— Start of Page excerpt —

Of course as I am off work I can also attend Shrewsbury as well. We missed most of the beginner’s class as usual, but sat at the back I was able to see one or two having difficulty. Sharon has now started teaching the basic eight. The debate rages as to whether this is a good teaching method, but I well understand that many of the guest teachers use this as a basis for further teaching, so a knowledge of the eight is quite important, they do not want to waste half of a workshop going over basics, also it is a good introduction to the cross. So I was able to spend some of the practica time with one or two helping them over their problems, I worry sometime though; Am I trying too hard? Do they start to think, why doesn’t he go away and leave me to try on my own? I think I would. I do not want to become one of those people who interfere all the time and push where it is not wanted.

— End of Page excerpt —
— Start of Data shown —

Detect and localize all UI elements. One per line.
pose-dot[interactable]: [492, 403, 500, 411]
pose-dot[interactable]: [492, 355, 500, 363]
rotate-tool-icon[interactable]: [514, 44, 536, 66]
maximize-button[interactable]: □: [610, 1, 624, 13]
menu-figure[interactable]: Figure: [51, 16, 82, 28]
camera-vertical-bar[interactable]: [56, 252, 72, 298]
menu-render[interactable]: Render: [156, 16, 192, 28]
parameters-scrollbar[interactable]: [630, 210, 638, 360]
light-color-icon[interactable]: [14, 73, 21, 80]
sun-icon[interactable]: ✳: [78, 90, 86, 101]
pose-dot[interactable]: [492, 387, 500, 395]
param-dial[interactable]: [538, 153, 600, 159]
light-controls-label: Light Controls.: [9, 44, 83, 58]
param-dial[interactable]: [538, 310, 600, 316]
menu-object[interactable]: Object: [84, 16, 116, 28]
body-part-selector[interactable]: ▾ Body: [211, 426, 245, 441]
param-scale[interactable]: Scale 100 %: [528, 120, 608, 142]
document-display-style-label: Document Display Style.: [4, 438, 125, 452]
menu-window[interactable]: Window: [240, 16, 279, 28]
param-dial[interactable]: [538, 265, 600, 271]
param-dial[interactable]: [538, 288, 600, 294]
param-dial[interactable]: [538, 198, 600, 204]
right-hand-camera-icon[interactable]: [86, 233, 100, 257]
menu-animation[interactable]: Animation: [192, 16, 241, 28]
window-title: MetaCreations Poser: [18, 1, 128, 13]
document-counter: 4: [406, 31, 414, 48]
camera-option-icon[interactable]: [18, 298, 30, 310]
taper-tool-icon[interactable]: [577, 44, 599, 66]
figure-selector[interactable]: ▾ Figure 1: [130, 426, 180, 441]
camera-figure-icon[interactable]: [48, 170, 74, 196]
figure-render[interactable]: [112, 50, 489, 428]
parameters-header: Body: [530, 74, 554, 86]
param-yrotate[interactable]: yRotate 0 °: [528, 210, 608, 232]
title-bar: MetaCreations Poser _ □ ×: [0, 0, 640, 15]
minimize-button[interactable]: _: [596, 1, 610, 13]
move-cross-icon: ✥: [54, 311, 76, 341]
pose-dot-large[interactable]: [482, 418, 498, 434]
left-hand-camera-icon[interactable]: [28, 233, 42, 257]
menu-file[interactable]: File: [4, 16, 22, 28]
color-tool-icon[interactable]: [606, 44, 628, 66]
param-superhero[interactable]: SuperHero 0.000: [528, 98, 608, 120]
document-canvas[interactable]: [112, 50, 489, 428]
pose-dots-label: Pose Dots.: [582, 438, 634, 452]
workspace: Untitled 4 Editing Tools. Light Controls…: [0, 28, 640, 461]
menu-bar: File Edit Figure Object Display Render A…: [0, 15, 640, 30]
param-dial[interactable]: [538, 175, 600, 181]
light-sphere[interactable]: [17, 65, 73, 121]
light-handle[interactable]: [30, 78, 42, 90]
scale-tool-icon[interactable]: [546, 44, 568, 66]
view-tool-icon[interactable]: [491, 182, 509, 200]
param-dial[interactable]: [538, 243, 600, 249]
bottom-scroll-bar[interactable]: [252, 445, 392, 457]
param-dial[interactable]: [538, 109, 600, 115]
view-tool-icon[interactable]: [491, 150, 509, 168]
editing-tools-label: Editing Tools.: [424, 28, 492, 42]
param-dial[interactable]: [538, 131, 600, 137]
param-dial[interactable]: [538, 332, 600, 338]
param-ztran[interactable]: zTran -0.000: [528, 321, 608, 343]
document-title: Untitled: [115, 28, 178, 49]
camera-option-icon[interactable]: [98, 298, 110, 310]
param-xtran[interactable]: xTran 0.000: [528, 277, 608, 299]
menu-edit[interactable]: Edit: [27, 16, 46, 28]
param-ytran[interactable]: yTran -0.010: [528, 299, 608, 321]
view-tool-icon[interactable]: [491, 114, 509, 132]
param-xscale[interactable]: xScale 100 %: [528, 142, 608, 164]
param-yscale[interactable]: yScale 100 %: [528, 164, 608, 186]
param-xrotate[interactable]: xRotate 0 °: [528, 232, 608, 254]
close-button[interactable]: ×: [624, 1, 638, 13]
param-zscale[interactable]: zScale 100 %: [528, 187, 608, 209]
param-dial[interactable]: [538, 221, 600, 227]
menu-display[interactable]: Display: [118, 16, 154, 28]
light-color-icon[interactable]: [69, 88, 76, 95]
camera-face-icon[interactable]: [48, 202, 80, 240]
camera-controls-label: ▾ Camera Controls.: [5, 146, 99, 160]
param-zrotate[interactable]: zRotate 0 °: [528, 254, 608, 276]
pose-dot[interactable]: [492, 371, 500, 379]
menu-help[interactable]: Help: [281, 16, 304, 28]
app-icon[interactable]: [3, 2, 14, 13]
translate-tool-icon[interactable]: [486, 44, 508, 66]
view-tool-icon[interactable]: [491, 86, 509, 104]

— End of Data shown —

> Set exercise A:
According to the page excerpt, what has Sharon now started teaching?
> Set exercise B:
Substitute "argument" for "debate" in the page excerpt from "Of course as" up to and including "is not wanted.", and write out that passage.
Please rely only on the page excerpt.

> Task output A:
The basic eight.

> Task output B:
Of course as I am off work I can also attend Shrewsbury as well. We missed most of the beginner’s class as usual, but sat at the back I was able to see one or two having difficulty. Sharon has now started teaching the basic eight. The argument rages as to whether this is a good teaching method, but I well understand that many of the guest teachers use this as a basis for further teaching, so a knowledge of the eight is quite important, they do not want to waste half of a workshop going over basics, also it is a good introduction to the cross. So I was able to spend some of the practica time with one or two helping them over their problems, I worry sometime though; Am I trying too hard? Do they start to think, why doesn’t he go away and leave me to try on my own? I think I would. I do not want to become one of those people who interfere all the time and push where it is not wanted.